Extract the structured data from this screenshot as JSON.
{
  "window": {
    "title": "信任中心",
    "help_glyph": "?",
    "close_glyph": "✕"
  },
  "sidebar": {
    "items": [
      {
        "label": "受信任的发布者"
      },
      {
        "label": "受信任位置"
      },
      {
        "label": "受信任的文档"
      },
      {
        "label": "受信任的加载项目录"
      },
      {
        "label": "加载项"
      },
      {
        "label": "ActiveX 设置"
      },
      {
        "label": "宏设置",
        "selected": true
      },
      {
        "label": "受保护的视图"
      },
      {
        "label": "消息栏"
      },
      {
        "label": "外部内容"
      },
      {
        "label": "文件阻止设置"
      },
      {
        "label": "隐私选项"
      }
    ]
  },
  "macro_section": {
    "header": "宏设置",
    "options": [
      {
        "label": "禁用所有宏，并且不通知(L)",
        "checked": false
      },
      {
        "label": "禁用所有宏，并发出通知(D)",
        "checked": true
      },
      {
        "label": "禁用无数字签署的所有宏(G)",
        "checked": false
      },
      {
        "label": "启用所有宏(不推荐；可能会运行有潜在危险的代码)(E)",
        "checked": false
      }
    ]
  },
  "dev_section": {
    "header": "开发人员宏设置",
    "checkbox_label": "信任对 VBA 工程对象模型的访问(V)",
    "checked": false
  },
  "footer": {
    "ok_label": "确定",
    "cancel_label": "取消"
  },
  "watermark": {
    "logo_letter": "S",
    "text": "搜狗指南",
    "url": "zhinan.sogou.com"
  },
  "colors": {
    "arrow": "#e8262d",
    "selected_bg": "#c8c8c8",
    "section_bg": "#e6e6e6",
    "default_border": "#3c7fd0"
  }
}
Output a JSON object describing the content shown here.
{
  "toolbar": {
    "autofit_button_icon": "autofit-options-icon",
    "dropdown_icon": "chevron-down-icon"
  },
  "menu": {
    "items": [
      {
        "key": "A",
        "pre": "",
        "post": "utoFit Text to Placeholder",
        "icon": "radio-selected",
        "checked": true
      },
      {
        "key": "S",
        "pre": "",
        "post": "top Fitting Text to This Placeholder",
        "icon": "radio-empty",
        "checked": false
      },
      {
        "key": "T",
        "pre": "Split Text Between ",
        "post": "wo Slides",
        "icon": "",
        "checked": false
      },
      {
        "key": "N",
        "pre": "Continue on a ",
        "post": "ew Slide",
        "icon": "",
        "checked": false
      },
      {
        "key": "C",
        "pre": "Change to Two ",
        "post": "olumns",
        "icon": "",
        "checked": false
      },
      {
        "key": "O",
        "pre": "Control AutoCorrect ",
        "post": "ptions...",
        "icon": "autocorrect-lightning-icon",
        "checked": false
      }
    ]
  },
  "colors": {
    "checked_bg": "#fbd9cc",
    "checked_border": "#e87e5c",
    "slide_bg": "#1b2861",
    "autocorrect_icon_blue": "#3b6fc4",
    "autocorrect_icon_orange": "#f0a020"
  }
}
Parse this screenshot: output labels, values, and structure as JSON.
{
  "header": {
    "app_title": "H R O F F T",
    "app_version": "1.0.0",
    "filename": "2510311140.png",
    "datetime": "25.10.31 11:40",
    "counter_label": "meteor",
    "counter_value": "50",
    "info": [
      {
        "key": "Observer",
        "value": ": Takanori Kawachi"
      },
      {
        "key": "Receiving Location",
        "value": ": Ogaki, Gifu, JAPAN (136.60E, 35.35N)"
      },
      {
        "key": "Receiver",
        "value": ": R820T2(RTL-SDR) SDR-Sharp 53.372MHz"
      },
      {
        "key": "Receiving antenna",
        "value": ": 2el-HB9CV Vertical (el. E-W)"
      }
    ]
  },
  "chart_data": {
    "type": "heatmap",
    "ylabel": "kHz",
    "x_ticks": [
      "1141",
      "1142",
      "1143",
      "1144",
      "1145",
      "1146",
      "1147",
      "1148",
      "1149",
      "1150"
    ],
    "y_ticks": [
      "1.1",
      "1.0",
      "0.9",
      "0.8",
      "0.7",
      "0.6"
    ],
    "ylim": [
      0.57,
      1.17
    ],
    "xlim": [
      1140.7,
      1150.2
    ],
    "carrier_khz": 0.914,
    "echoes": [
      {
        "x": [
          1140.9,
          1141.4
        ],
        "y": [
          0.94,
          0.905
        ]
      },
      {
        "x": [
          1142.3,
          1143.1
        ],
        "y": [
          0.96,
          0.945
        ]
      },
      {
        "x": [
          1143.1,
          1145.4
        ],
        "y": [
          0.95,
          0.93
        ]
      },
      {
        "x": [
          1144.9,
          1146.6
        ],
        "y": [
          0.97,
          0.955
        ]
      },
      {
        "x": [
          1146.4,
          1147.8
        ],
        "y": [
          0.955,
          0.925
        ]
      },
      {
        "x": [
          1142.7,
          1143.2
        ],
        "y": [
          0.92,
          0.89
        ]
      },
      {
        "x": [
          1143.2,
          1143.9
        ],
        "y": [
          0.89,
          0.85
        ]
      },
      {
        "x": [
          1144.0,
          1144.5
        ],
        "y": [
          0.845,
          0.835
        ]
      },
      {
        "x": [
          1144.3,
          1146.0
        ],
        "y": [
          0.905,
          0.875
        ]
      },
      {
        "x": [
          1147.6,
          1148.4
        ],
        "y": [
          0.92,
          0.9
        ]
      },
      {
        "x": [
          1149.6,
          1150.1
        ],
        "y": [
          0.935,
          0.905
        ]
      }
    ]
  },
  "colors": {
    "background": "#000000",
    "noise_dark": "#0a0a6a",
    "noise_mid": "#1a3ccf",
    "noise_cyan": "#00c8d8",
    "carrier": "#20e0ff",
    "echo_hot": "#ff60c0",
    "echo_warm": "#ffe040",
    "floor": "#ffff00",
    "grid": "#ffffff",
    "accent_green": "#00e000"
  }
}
+ + + + +
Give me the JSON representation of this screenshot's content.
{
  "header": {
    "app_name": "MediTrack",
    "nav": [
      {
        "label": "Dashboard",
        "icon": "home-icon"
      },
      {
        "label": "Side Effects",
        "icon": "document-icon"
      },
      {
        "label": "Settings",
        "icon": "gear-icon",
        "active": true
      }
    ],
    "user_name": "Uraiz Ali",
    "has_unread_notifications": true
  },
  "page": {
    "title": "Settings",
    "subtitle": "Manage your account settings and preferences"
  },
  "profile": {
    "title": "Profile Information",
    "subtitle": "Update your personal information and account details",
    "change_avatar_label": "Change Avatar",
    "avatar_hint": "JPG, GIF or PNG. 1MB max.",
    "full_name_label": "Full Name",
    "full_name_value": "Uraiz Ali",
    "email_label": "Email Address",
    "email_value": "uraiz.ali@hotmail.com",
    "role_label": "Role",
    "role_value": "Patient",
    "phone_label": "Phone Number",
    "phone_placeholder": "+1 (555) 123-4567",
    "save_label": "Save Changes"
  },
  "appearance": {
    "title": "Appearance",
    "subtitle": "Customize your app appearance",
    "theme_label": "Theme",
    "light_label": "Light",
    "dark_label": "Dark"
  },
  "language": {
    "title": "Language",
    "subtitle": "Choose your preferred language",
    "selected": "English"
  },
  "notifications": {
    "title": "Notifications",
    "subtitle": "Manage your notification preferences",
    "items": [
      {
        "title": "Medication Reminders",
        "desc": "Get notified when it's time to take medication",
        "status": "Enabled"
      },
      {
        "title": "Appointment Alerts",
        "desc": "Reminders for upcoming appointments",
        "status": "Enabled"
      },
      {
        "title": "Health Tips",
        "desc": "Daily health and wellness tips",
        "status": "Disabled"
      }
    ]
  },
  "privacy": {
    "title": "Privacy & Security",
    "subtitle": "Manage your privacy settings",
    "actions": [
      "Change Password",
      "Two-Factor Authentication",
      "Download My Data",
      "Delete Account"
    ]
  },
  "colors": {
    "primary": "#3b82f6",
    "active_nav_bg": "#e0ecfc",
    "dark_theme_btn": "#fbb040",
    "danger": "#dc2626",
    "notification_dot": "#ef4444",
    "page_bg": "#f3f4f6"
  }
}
+ + + + +
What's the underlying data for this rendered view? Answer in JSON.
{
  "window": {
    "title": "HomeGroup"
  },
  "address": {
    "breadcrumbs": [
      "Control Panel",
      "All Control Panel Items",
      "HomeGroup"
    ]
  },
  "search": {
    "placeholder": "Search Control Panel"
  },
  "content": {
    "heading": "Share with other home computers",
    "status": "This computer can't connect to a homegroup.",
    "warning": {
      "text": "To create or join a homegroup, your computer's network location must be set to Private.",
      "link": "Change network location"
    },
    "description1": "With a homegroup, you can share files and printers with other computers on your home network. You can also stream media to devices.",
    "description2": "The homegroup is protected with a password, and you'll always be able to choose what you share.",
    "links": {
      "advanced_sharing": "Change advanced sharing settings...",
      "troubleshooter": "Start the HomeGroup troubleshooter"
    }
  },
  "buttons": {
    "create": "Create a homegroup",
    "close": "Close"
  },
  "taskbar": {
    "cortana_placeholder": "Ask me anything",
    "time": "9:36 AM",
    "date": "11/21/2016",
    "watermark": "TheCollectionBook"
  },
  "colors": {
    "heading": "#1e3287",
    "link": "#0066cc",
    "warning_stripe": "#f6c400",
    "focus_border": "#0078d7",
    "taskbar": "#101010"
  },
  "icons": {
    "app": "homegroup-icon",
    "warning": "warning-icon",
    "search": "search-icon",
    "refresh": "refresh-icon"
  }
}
+ + + + +
EXERCISE DETAILS → Go through the records above and copy every line with the word "preferences".

EXERCISE RESULT →
    "subtitle": "Manage your account settings and preferences"
    "subtitle": "Manage your notification preferences",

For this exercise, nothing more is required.